> **WHAT YOU ARE ASKED TO DO**
Find the lines with "JSON" in them and copy them out.

> **DATASET RECORDS**
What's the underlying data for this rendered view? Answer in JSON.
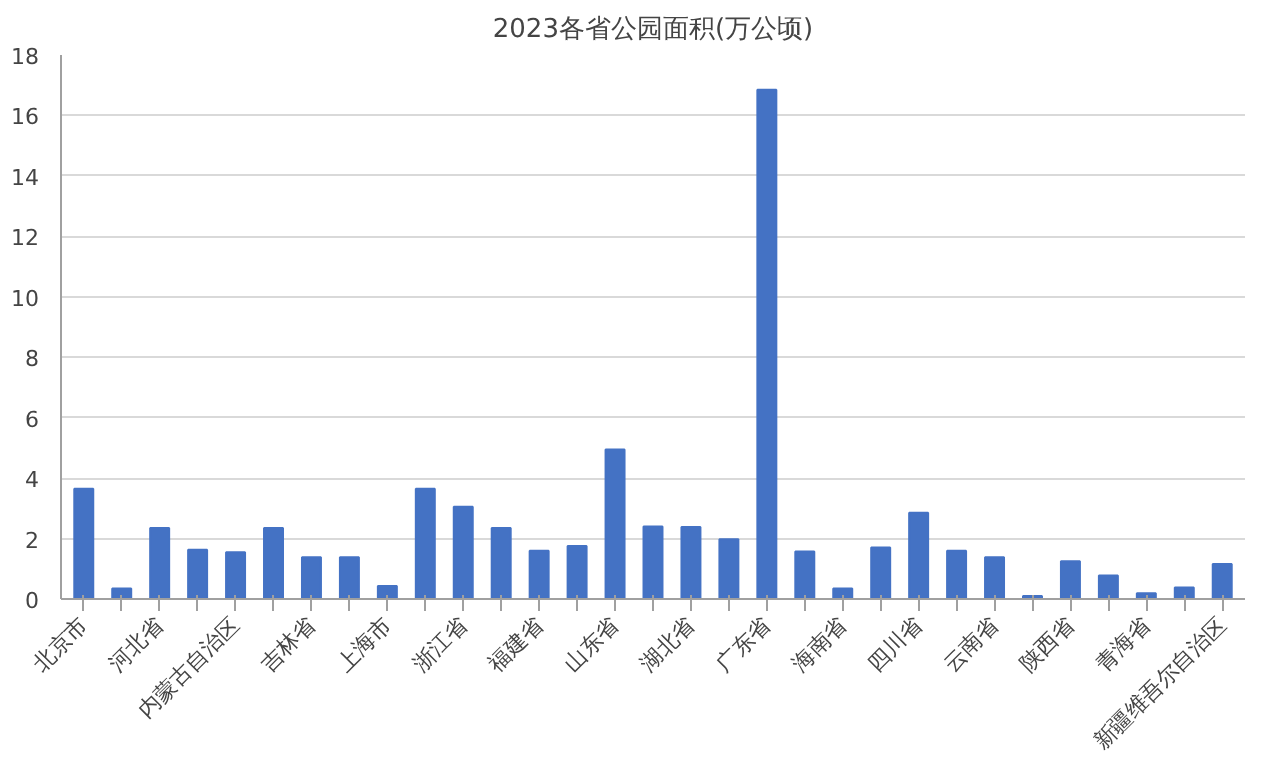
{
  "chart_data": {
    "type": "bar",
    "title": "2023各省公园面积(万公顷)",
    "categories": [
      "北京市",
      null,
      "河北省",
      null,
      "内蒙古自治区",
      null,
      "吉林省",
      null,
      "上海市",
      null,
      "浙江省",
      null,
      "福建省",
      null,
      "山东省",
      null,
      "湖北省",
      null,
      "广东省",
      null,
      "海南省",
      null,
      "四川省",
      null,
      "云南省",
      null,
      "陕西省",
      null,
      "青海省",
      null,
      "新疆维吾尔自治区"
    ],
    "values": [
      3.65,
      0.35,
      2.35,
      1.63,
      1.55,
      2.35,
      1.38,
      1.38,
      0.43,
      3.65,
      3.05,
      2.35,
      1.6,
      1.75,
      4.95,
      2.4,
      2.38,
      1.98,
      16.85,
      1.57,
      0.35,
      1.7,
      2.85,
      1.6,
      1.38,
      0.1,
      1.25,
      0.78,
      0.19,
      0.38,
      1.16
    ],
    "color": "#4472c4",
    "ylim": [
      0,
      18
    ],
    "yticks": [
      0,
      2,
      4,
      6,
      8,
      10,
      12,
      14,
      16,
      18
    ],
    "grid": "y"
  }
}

* * *

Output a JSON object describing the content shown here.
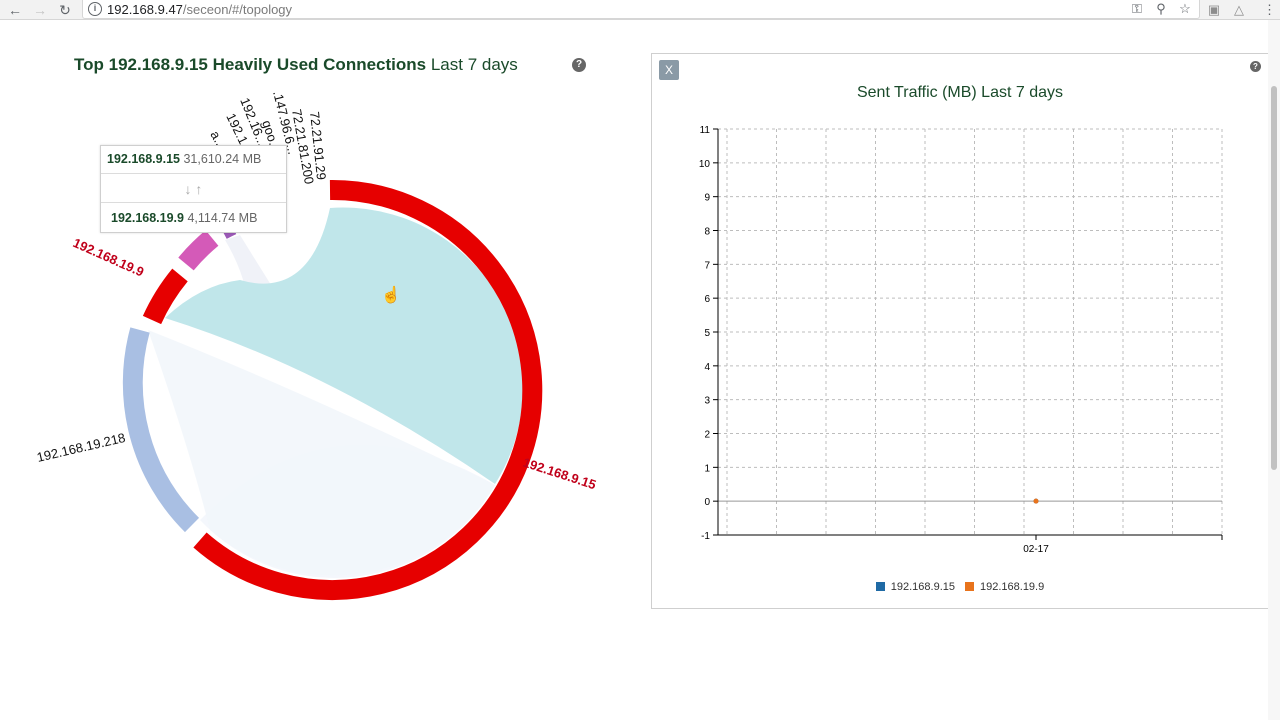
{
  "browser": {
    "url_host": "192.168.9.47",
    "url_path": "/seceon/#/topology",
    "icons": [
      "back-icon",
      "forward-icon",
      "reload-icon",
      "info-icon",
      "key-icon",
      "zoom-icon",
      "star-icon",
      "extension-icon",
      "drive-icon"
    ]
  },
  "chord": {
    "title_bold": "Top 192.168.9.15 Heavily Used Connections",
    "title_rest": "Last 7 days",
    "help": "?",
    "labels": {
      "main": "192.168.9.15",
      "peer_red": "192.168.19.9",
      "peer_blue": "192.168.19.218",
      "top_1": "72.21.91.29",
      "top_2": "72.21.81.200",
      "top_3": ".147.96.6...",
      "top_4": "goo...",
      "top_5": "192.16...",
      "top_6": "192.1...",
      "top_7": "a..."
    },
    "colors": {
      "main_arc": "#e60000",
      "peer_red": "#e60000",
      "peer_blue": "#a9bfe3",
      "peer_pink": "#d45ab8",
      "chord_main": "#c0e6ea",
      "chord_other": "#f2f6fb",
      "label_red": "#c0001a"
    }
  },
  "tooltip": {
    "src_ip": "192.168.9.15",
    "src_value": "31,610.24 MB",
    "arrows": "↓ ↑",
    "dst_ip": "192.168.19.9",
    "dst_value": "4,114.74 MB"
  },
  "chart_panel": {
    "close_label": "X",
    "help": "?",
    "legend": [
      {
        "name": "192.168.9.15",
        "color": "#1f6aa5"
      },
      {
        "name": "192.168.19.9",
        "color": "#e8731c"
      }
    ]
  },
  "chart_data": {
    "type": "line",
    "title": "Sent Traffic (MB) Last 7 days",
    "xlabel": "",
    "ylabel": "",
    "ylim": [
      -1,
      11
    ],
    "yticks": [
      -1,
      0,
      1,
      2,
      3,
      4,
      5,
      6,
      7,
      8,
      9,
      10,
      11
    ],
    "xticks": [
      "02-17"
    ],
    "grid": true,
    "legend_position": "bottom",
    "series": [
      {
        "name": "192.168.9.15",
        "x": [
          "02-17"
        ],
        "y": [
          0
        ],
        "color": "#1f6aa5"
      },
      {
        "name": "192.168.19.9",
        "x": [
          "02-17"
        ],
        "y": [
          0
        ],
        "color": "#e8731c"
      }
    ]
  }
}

> **SOLUTION BELOW**
What's the underlying data for this rendered view? Answer in JSON.
Output a JSON object describing the content shown here.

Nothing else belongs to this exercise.